◆ What you need to do
All of the data below must be repeated exactly.

--- start ---

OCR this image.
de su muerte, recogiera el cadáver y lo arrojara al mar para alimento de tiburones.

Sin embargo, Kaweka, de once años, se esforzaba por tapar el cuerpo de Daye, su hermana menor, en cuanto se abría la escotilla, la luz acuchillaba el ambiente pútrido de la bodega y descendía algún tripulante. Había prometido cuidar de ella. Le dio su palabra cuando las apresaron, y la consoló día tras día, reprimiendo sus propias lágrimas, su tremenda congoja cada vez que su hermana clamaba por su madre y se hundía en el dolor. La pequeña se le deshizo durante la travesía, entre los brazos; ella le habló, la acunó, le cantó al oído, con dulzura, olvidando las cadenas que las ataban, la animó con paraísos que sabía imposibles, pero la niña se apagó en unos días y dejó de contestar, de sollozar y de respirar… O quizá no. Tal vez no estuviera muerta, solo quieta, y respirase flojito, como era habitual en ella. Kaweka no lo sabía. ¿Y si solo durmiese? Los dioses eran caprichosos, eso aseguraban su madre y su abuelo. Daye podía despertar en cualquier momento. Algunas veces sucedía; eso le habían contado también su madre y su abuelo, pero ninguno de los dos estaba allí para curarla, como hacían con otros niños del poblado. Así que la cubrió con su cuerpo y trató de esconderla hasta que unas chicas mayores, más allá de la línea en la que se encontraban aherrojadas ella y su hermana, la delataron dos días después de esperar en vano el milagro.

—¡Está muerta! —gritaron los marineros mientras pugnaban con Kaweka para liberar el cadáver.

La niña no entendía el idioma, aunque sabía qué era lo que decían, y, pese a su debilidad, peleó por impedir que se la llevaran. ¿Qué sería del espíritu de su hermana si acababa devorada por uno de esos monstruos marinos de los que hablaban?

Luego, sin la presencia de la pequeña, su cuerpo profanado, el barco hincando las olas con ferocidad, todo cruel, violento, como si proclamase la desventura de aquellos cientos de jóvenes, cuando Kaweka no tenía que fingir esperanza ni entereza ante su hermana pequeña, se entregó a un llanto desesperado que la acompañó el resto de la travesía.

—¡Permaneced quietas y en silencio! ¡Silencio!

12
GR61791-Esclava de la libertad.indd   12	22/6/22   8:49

--- end ---

◆ Task result
OCR this image.
de su muerte, recogiera el cadáver y lo arrojara al mar para alimento de tiburones.

Sin embargo, Kaweka, de once años, se esforzaba por tapar el cuerpo de Daye, su hermana menor, en cuanto se abría la escotilla, la luz acuchillaba el ambiente pútrido de la bodega y descendía algún tripulante. Había prometido cuidar de ella. Le dio su palabra cuando las apresaron, y la consoló día tras día, reprimiendo sus propias lágrimas, su tremenda congoja cada vez que su hermana clamaba por su madre y se hundía en el dolor. La pequeña se le deshizo durante la travesía, entre los brazos; ella le habló, la acunó, le cantó al oído, con dulzura, olvidando las cadenas que las ataban, la animó con paraísos que sabía imposibles, pero la niña se apagó en unos días y dejó de contestar, de sollozar y de respirar… O quizá no. Tal vez no estuviera muerta, solo quieta, y respirase flojito, como era habitual en ella. Kaweka no lo sabía. ¿Y si solo durmiese? Los dioses eran caprichosos, eso aseguraban su madre y su abuelo. Daye podía despertar en cualquier momento. Algunas veces sucedía; eso le habían contado también su madre y su abuelo, pero ninguno de los dos estaba allí para curarla, como hacían con otros niños del poblado. Así que la cubrió con su cuerpo y trató de esconderla hasta que unas chicas mayores, más allá de la línea en la que se encontraban aherrojadas ella y su hermana, la delataron dos días después de esperar en vano el milagro.

—¡Está muerta! —gritaron los marineros mientras pugnaban con Kaweka para liberar el cadáver.

La niña no entendía el idioma, aunque sabía qué era lo que decían, y, pese a su debilidad, peleó por impedir que se la llevaran. ¿Qué sería del espíritu de su hermana si acababa devorada por uno de esos monstruos marinos de los que hablaban?

Luego, sin la presencia de la pequeña, su cuerpo profanado, el barco hincando las olas con ferocidad, todo cruel, violento, como si proclamase la desventura de aquellos cientos de jóvenes, cuando Kaweka no tenía que fingir esperanza ni entereza ante su hermana pequeña, se entregó a un llanto desesperado que la acompañó el resto de la travesía.

—¡Permaneced quietas y en silencio! ¡Silencio!

12
GR61791-Esclava de la libertad.indd   12	22/6/22   8:49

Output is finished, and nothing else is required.